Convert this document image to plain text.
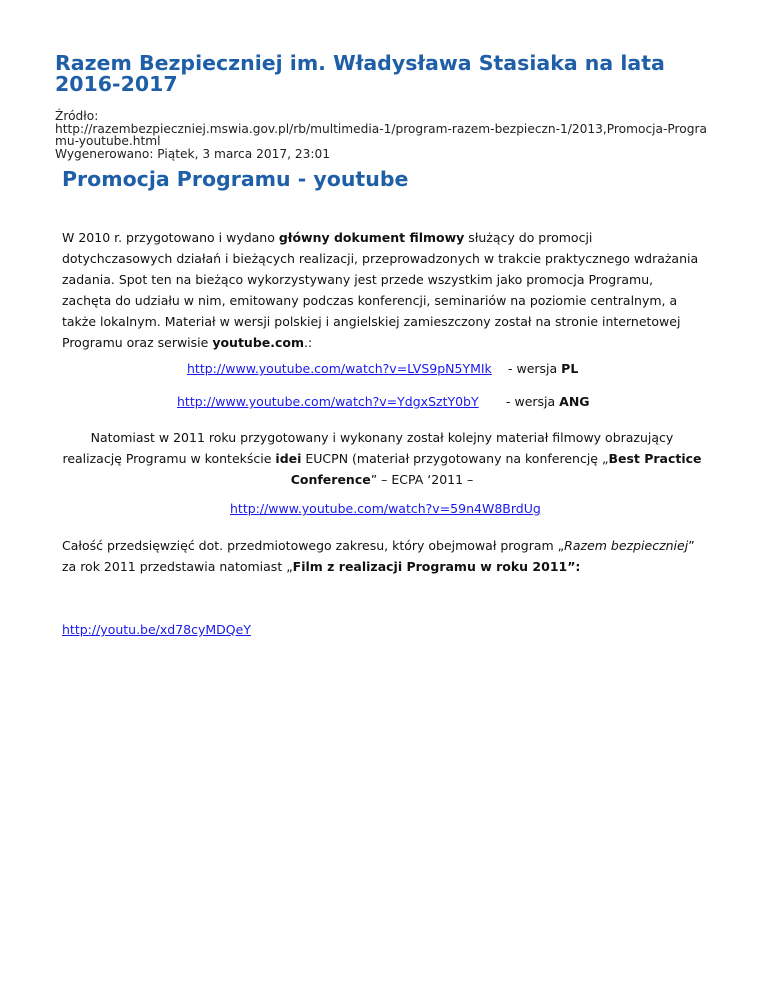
Razem Bezpieczniej im. Władysława Stasiaka na lata 2016-2017
Źródło:
http://razembezpieczniej.mswia.gov.pl/rb/multimedia-1/program-razem-bezpieczn-1/2013,Promocja-Programu-youtube.html
Wygenerowano: Piątek, 3 marca 2017, 23:01
Promocja Programu - youtube

W 2010 r. przygotowano i wydano główny dokument filmowy służący do promocji dotychczasowych działań i bieżących realizacji, przeprowadzonych w trakcie praktycznego wdrażania zadania. Spot ten na bieżąco wykorzystywany jest przede wszystkim jako promocja Programu, zachęta do udziału w nim, emitowany podczas konferencji, seminariów na poziomie centralnym, a także lokalnym. Materiał w wersji polskiej i angielskiej zamieszczony został na stronie internetowej Programu oraz serwisie youtube.com.:

http://www.youtube.com/watch?v=LVS9pN5YMIk - wersja PL
http://www.youtube.com/watch?v=YdgxSztY0bY - wersja ANG

Natomiast w 2011 roku przygotowany i wykonany został kolejny materiał filmowy obrazujący realizację Programu w kontekście idei EUCPN (materiał przygotowany na konferencję „Best Practice Conference” – ECPA ‘2011 –

http://www.youtube.com/watch?v=59n4W8BrdUg

Całość przedsięwzięć dot. przedmiotowego zakresu, który obejmował program „Razem bezpieczniej” za rok 2011 przedstawia natomiast „Film z realizacji Programu w roku 2011”:

http://youtu.be/xd78cyMDQeY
□ □ □
> [GOAL] How many lines of the listing above include the word "realizacji"? State the number and nothing else.

> [WRITTEN ANSWER] 2